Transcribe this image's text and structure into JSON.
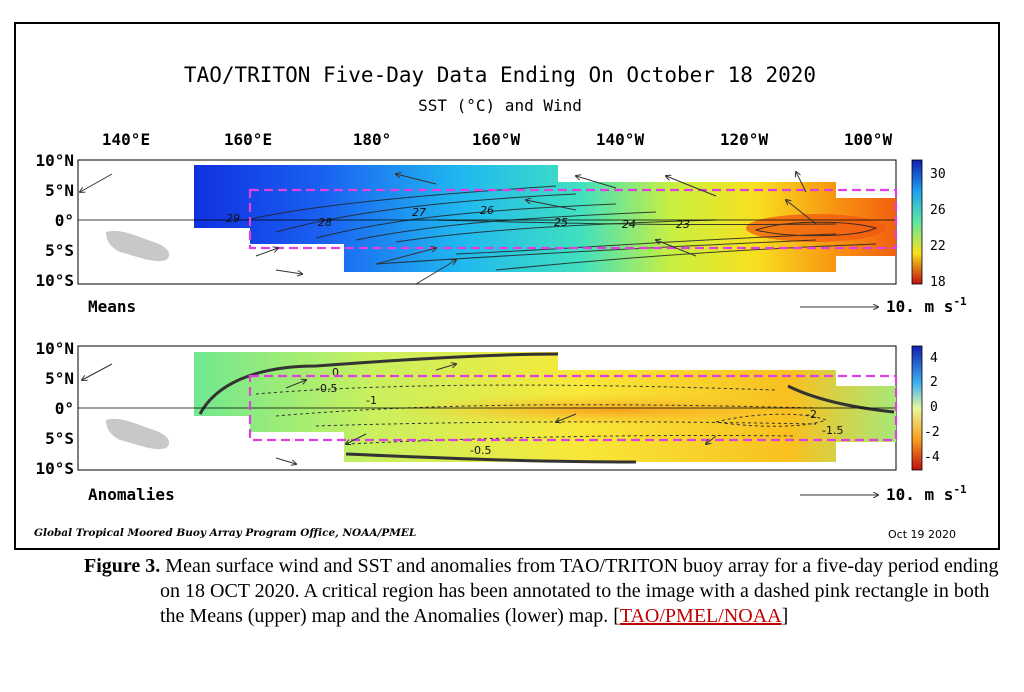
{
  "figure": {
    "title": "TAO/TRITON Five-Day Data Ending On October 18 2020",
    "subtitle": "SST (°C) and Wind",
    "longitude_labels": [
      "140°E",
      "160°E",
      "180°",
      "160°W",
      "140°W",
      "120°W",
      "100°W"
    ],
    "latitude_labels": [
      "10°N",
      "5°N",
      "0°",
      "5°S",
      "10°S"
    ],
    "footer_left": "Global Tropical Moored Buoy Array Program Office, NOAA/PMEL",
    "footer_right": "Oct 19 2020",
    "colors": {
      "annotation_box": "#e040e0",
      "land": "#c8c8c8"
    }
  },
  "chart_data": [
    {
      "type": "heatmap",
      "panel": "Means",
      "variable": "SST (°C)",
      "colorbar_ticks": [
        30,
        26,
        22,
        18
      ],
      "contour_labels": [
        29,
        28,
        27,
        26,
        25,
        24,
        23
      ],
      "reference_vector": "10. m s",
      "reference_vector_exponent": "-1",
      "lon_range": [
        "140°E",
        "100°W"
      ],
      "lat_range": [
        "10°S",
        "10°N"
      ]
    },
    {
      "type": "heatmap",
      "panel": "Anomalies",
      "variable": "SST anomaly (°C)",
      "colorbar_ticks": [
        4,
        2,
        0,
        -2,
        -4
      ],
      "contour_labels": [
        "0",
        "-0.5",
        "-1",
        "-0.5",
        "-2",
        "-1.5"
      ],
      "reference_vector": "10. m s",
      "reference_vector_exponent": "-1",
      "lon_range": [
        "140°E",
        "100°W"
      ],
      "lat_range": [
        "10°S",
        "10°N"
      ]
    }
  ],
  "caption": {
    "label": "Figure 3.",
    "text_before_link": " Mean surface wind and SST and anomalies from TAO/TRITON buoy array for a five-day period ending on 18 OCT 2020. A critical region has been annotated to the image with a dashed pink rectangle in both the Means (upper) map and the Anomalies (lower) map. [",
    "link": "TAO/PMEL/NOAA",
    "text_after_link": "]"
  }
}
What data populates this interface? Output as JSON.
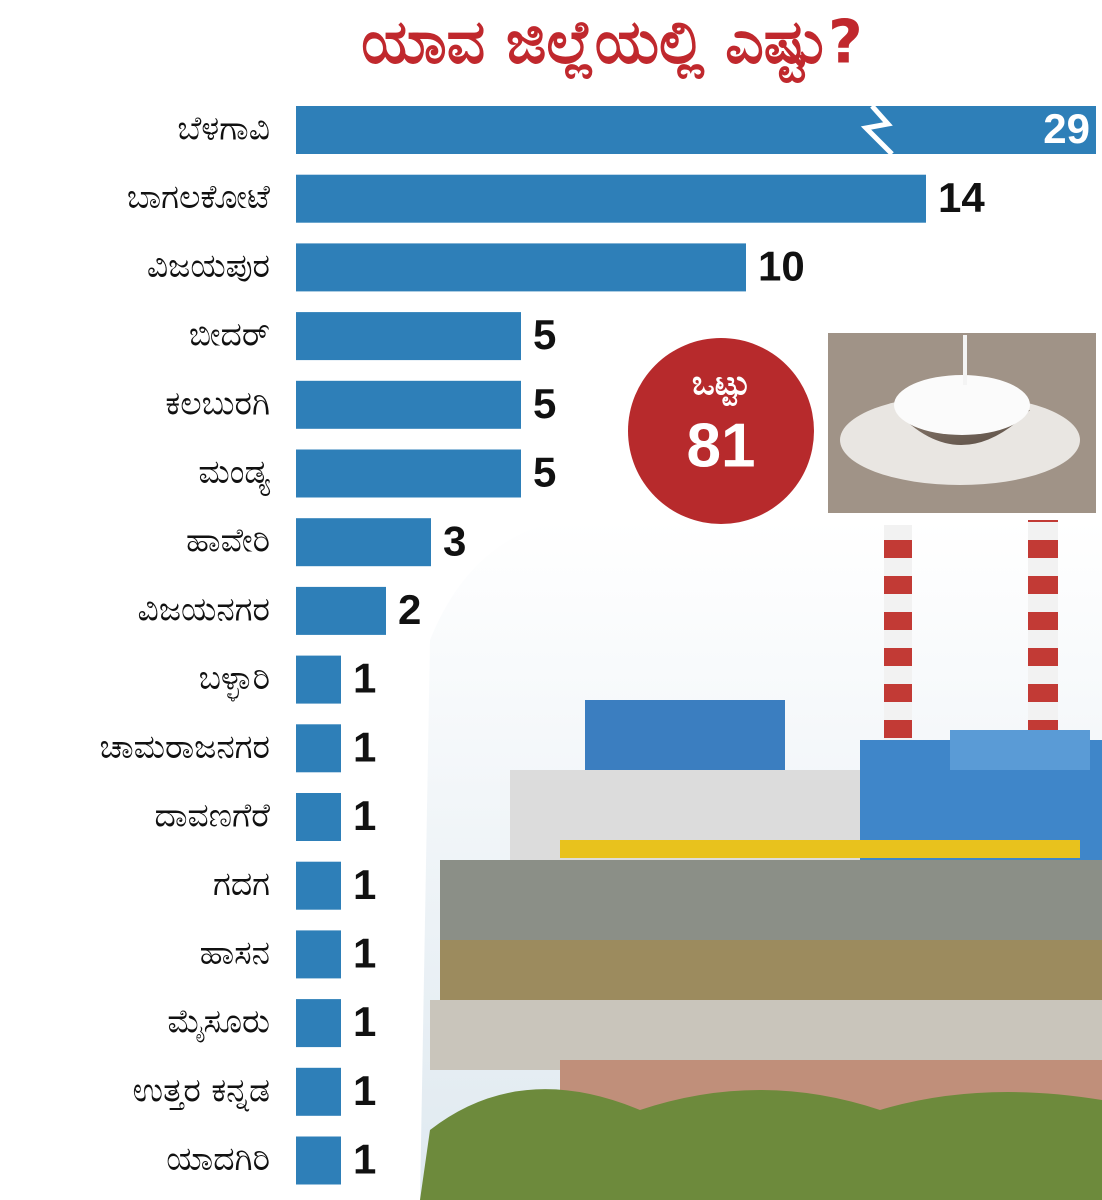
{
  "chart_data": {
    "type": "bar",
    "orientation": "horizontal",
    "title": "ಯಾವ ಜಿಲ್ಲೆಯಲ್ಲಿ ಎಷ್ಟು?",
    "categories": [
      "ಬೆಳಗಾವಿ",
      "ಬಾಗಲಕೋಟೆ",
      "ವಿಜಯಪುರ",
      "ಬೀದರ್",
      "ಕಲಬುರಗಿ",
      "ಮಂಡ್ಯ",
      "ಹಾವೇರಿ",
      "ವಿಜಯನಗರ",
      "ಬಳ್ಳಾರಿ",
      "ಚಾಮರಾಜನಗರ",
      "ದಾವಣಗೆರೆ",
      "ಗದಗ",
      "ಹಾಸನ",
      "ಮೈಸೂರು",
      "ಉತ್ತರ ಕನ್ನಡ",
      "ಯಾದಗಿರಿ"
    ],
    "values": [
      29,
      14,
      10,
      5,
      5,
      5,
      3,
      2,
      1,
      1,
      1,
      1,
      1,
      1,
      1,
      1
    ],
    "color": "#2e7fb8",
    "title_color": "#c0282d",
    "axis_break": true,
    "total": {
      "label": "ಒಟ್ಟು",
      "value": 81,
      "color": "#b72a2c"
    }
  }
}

+ + +

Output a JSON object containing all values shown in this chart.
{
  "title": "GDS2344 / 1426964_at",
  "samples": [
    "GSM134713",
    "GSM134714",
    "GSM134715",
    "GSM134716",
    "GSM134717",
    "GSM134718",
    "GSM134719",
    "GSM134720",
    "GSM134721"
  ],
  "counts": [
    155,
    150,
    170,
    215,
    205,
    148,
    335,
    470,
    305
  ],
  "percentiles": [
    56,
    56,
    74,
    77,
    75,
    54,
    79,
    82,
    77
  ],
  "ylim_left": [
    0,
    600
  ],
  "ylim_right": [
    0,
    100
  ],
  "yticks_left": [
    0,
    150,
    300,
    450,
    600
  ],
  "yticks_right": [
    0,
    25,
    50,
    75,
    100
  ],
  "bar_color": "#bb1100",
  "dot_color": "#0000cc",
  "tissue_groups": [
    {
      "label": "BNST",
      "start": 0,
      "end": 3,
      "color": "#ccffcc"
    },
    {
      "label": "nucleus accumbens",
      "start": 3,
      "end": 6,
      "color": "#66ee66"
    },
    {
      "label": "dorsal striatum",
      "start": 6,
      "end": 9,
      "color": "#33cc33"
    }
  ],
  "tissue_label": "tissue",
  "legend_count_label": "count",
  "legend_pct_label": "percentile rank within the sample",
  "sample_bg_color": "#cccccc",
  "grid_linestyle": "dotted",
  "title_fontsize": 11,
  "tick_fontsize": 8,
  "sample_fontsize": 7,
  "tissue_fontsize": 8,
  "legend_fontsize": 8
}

+ + +

> What needs to be done
State how many lines of the listing include the word "values". Reply with the number alone.

> Task response
2